• **TASK INSTRUCTIONS**: Look for "pura" in each line of the entries, and return the matching lines.

Stored records
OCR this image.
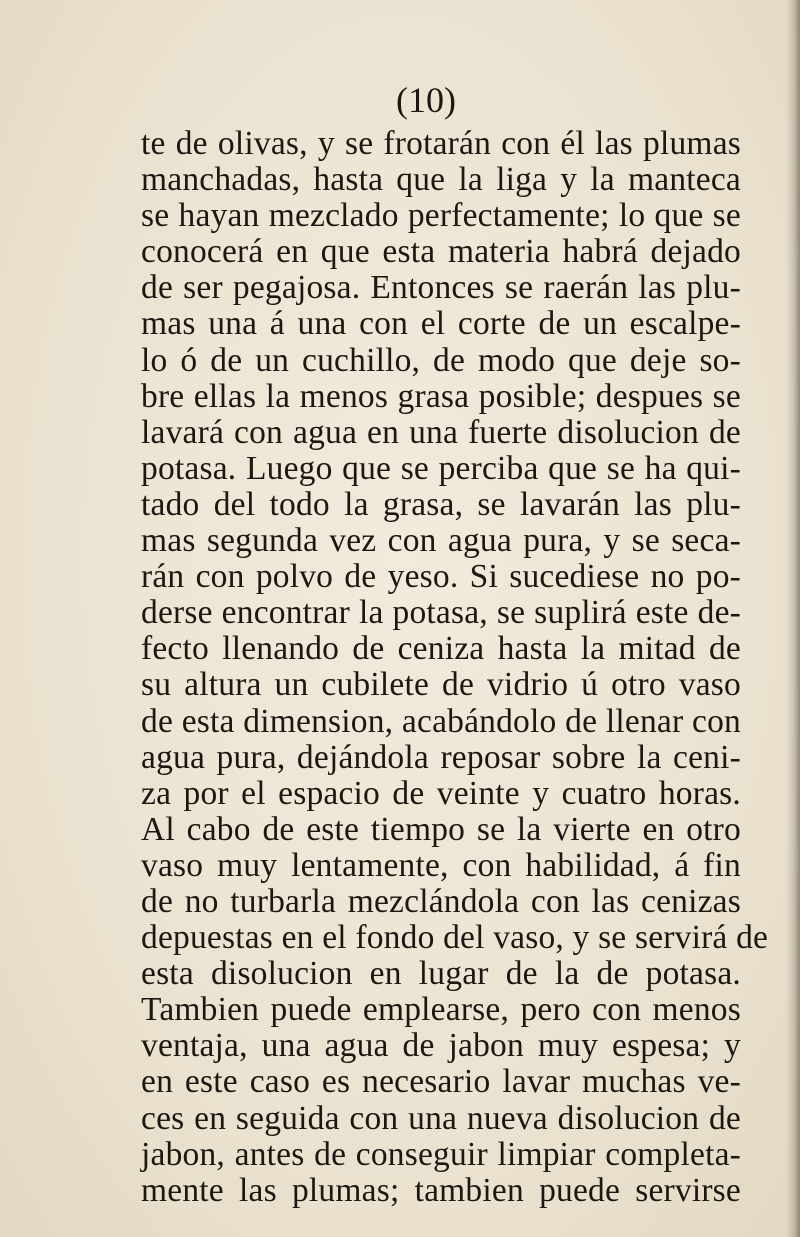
(10)

te de olivas, y se frotarán con él las plumas
manchadas, hasta que la liga y la manteca
se hayan mezclado perfectamente; lo que se
conocerá en que esta materia habrá dejado
de ser pegajosa. Entonces se raerán las plu-
mas una á una con el corte de un escalpe-
lo ó de un cuchillo, de modo que deje so-
bre ellas la menos grasa posible; despues se
lavará con agua en una fuerte disolucion de
potasa. Luego que se perciba que se ha qui-
tado del todo la grasa, se lavarán las plu-
mas segunda vez con agua pura, y se seca-
rán con polvo de yeso. Si sucediese no po-
derse encontrar la potasa, se suplirá este de-
fecto llenando de ceniza hasta la mitad de
su altura un cubilete de vidrio ú otro vaso
de esta dimension, acabándolo de llenar con
agua pura, dejándola reposar sobre la ceni-
za por el espacio de veinte y cuatro horas.
Al cabo de este tiempo se la vierte en otro
vaso muy lentamente, con habilidad, á fin
de no turbarla mezclándola con las cenizas
depuestas en el fondo del vaso, y se servirá de
esta disolucion en lugar de la de potasa.
Tambien puede emplearse, pero con menos
ventaja, una agua de jabon muy espesa; y
en este caso es necesario lavar muchas ve-
ces en seguida con una nueva disolucion de
jabon, antes de conseguir limpiar completa-
mente las plumas; tambien puede servirse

• **RESPONSE TO THE EXERCISE**:
mas segunda vez con agua pura, y se seca-
agua pura, dejándola reposar sobre la ceni-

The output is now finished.